### Stated task
Below are some records. Count the lines with "color" in them and give nothing but the total.

Dataset entries on figures
## begin
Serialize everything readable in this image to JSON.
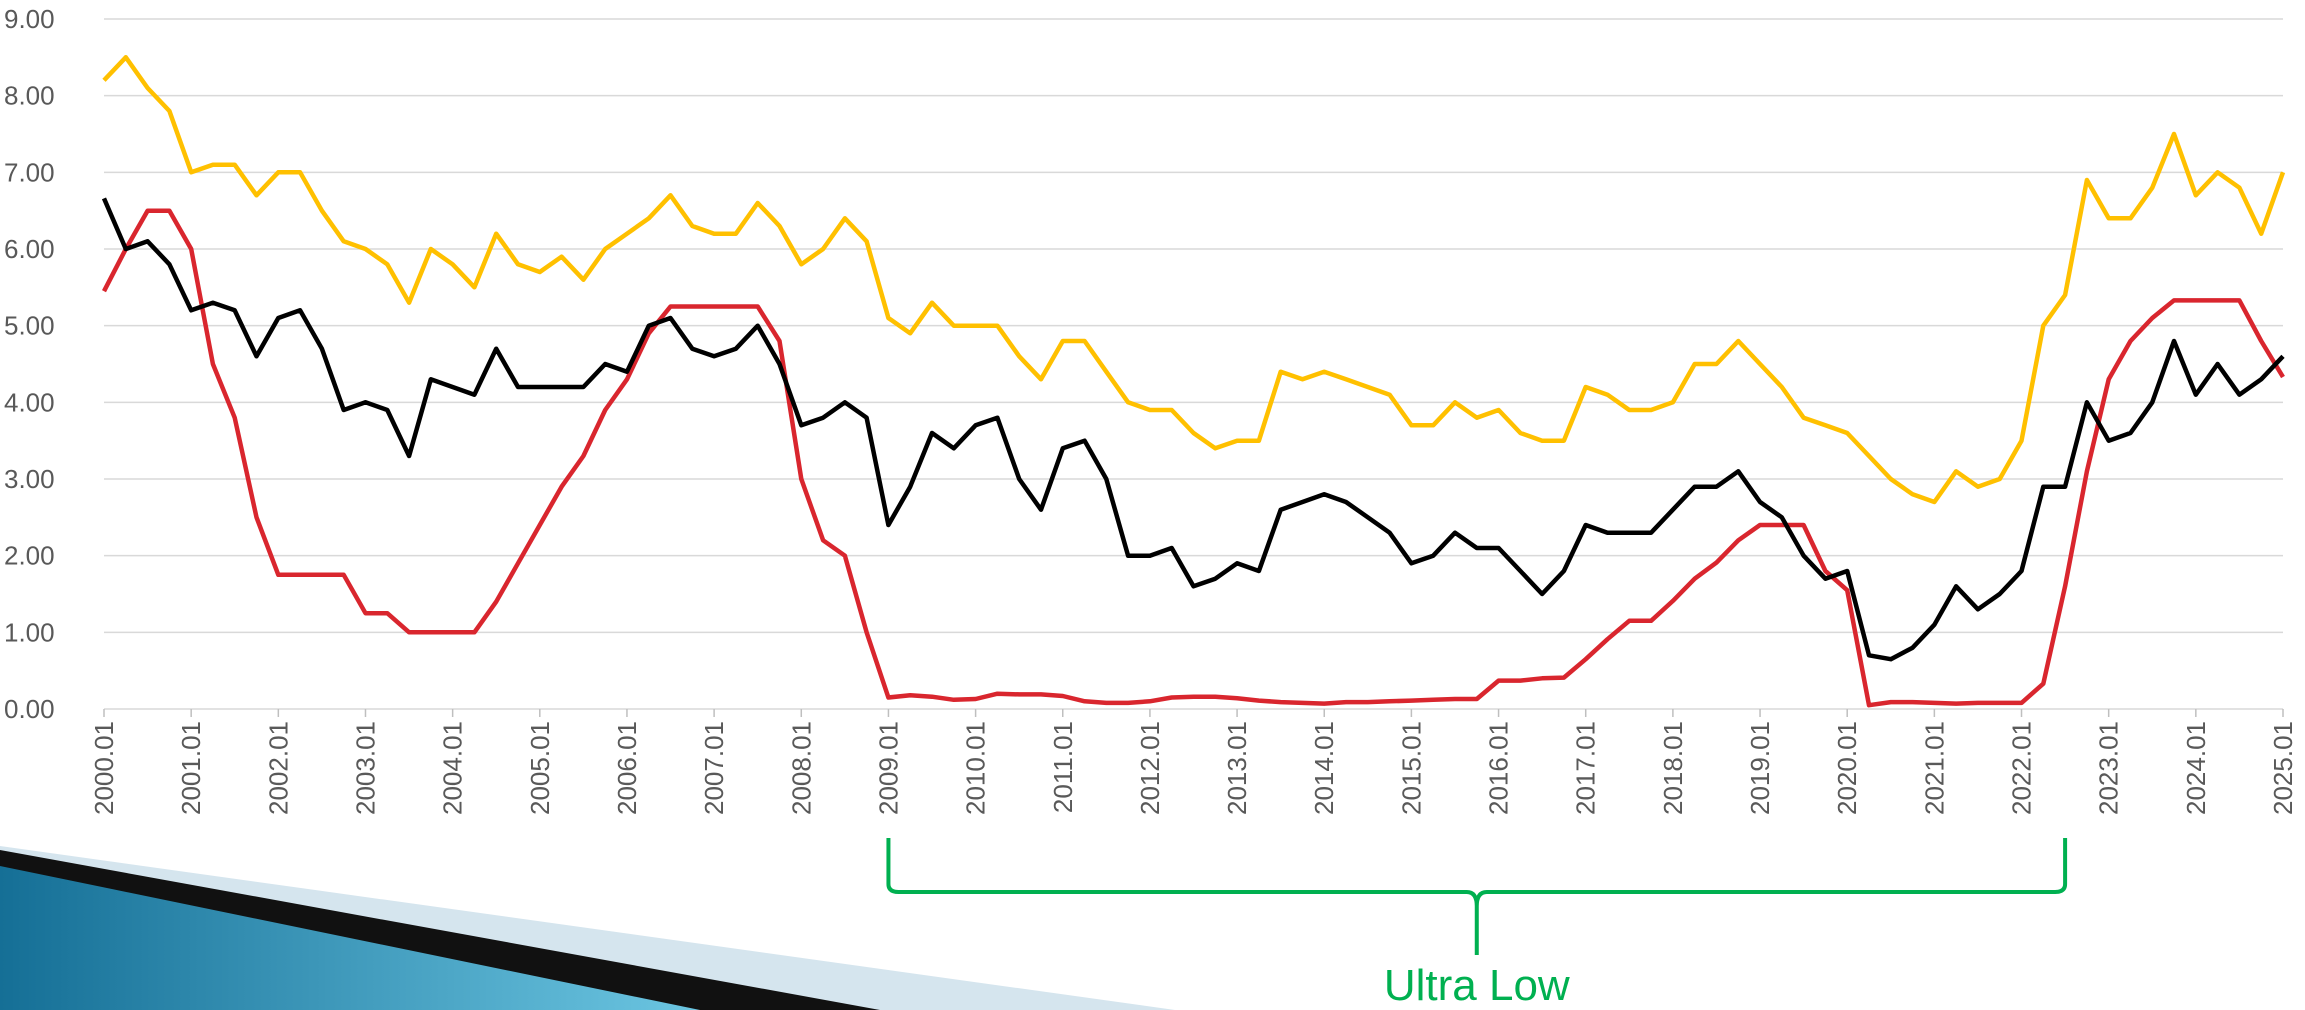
{
  "chart_data": {
    "type": "line",
    "x": [
      2000,
      2000.25,
      2000.5,
      2000.75,
      2001,
      2001.25,
      2001.5,
      2001.75,
      2002,
      2002.25,
      2002.5,
      2002.75,
      2003,
      2003.25,
      2003.5,
      2003.75,
      2004,
      2004.25,
      2004.5,
      2004.75,
      2005,
      2005.25,
      2005.5,
      2005.75,
      2006,
      2006.25,
      2006.5,
      2006.75,
      2007,
      2007.25,
      2007.5,
      2007.75,
      2008,
      2008.25,
      2008.5,
      2008.75,
      2009,
      2009.25,
      2009.5,
      2009.75,
      2010,
      2010.25,
      2010.5,
      2010.75,
      2011,
      2011.25,
      2011.5,
      2011.75,
      2012,
      2012.25,
      2012.5,
      2012.75,
      2013,
      2013.25,
      2013.5,
      2013.75,
      2014,
      2014.25,
      2014.5,
      2014.75,
      2015,
      2015.25,
      2015.5,
      2015.75,
      2016,
      2016.25,
      2016.5,
      2016.75,
      2017,
      2017.25,
      2017.5,
      2017.75,
      2018,
      2018.25,
      2018.5,
      2018.75,
      2019,
      2019.25,
      2019.5,
      2019.75,
      2020,
      2020.25,
      2020.5,
      2020.75,
      2021,
      2021.25,
      2021.5,
      2021.75,
      2022,
      2022.25,
      2022.5,
      2022.75,
      2023,
      2023.25,
      2023.5,
      2023.75,
      2024,
      2024.25,
      2024.5,
      2024.75,
      2025
    ],
    "series": [
      {
        "color": "#ffc000",
        "values": [
          8.2,
          8.5,
          8.1,
          7.8,
          7.0,
          7.1,
          7.1,
          6.7,
          7.0,
          7.0,
          6.5,
          6.1,
          6.0,
          5.8,
          5.3,
          6.0,
          5.8,
          5.5,
          6.2,
          5.8,
          5.7,
          5.9,
          5.6,
          6.0,
          6.2,
          6.4,
          6.7,
          6.3,
          6.2,
          6.2,
          6.6,
          6.3,
          5.8,
          6.0,
          6.4,
          6.1,
          5.1,
          4.9,
          5.3,
          5.0,
          5.0,
          5.0,
          4.6,
          4.3,
          4.8,
          4.8,
          4.4,
          4.0,
          3.9,
          3.9,
          3.6,
          3.4,
          3.5,
          3.5,
          4.4,
          4.3,
          4.4,
          4.3,
          4.2,
          4.1,
          3.7,
          3.7,
          4.0,
          3.8,
          3.9,
          3.6,
          3.5,
          3.5,
          4.2,
          4.1,
          3.9,
          3.9,
          4.0,
          4.5,
          4.5,
          4.8,
          4.5,
          4.2,
          3.8,
          3.7,
          3.6,
          3.3,
          3.0,
          2.8,
          2.7,
          3.1,
          2.9,
          3.0,
          3.5,
          5.0,
          5.4,
          6.9,
          6.4,
          6.4,
          6.8,
          7.5,
          6.7,
          7.0,
          6.8,
          6.2,
          7.0
        ]
      },
      {
        "color": "#d9262e",
        "values": [
          5.45,
          6.0,
          6.5,
          6.5,
          6.0,
          4.5,
          3.8,
          2.5,
          1.75,
          1.75,
          1.75,
          1.75,
          1.25,
          1.25,
          1.0,
          1.0,
          1.0,
          1.0,
          1.4,
          1.9,
          2.4,
          2.9,
          3.3,
          3.9,
          4.3,
          4.9,
          5.25,
          5.25,
          5.25,
          5.25,
          5.25,
          4.8,
          3.0,
          2.2,
          2.0,
          1.0,
          0.15,
          0.18,
          0.16,
          0.12,
          0.13,
          0.2,
          0.19,
          0.19,
          0.17,
          0.1,
          0.08,
          0.08,
          0.1,
          0.15,
          0.16,
          0.16,
          0.14,
          0.11,
          0.09,
          0.08,
          0.07,
          0.09,
          0.09,
          0.1,
          0.11,
          0.12,
          0.13,
          0.13,
          0.37,
          0.37,
          0.4,
          0.41,
          0.65,
          0.91,
          1.15,
          1.15,
          1.41,
          1.7,
          1.91,
          2.2,
          2.4,
          2.4,
          2.4,
          1.8,
          1.55,
          0.05,
          0.09,
          0.09,
          0.08,
          0.07,
          0.08,
          0.08,
          0.08,
          0.33,
          1.6,
          3.1,
          4.3,
          4.8,
          5.1,
          5.33,
          5.33,
          5.33,
          5.33,
          4.8,
          4.33
        ]
      },
      {
        "color": "#000000",
        "values": [
          6.66,
          6.0,
          6.1,
          5.8,
          5.2,
          5.3,
          5.2,
          4.6,
          5.1,
          5.2,
          4.7,
          3.9,
          4.0,
          3.9,
          3.3,
          4.3,
          4.2,
          4.1,
          4.7,
          4.2,
          4.2,
          4.2,
          4.2,
          4.5,
          4.4,
          5.0,
          5.1,
          4.7,
          4.6,
          4.7,
          5.0,
          4.5,
          3.7,
          3.8,
          4.0,
          3.8,
          2.4,
          2.9,
          3.6,
          3.4,
          3.7,
          3.8,
          3.0,
          2.6,
          3.4,
          3.5,
          3.0,
          2.0,
          2.0,
          2.1,
          1.6,
          1.7,
          1.9,
          1.8,
          2.6,
          2.7,
          2.8,
          2.7,
          2.5,
          2.3,
          1.9,
          2.0,
          2.3,
          2.1,
          2.1,
          1.8,
          1.5,
          1.8,
          2.4,
          2.3,
          2.3,
          2.3,
          2.6,
          2.9,
          2.9,
          3.1,
          2.7,
          2.5,
          2.0,
          1.7,
          1.8,
          0.7,
          0.65,
          0.8,
          1.1,
          1.6,
          1.3,
          1.5,
          1.8,
          2.9,
          2.9,
          4.0,
          3.5,
          3.6,
          4.0,
          4.8,
          4.1,
          4.5,
          4.1,
          4.3,
          4.6
        ]
      }
    ],
    "xlim": [
      2000,
      2025
    ],
    "xticks": [
      {
        "value": 2000,
        "label": "2000.01"
      },
      {
        "value": 2001,
        "label": "2001.01"
      },
      {
        "value": 2002,
        "label": "2002.01"
      },
      {
        "value": 2003,
        "label": "2003.01"
      },
      {
        "value": 2004,
        "label": "2004.01"
      },
      {
        "value": 2005,
        "label": "2005.01"
      },
      {
        "value": 2006,
        "label": "2006.01"
      },
      {
        "value": 2007,
        "label": "2007.01"
      },
      {
        "value": 2008,
        "label": "2008.01"
      },
      {
        "value": 2009,
        "label": "2009.01"
      },
      {
        "value": 2010,
        "label": "2010.01"
      },
      {
        "value": 2011,
        "label": "2011.01"
      },
      {
        "value": 2012,
        "label": "2012.01"
      },
      {
        "value": 2013,
        "label": "2013.01"
      },
      {
        "value": 2014,
        "label": "2014.01"
      },
      {
        "value": 2015,
        "label": "2015.01"
      },
      {
        "value": 2016,
        "label": "2016.01"
      },
      {
        "value": 2017,
        "label": "2017.01"
      },
      {
        "value": 2018,
        "label": "2018.01"
      },
      {
        "value": 2019,
        "label": "2019.01"
      },
      {
        "value": 2020,
        "label": "2020.01"
      },
      {
        "value": 2021,
        "label": "2021.01"
      },
      {
        "value": 2022,
        "label": "2022.01"
      },
      {
        "value": 2023,
        "label": "2023.01"
      },
      {
        "value": 2024,
        "label": "2024.01"
      },
      {
        "value": 2025,
        "label": "2025.01"
      }
    ],
    "ylim": [
      0,
      9
    ],
    "yticks": [
      {
        "value": 0,
        "label": "0.00"
      },
      {
        "value": 1,
        "label": "1.00"
      },
      {
        "value": 2,
        "label": "2.00"
      },
      {
        "value": 3,
        "label": "3.00"
      },
      {
        "value": 4,
        "label": "4.00"
      },
      {
        "value": 5,
        "label": "5.00"
      },
      {
        "value": 6,
        "label": "6.00"
      },
      {
        "value": 7,
        "label": "7.00"
      },
      {
        "value": 8,
        "label": "8.00"
      },
      {
        "value": 9,
        "label": "9.00"
      }
    ],
    "grid": true,
    "annotation": {
      "text": "Ultra Low",
      "xrange": [
        2009,
        2022.5
      ],
      "color": "#00b050"
    }
  }
}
## end
### Result of this exercise
4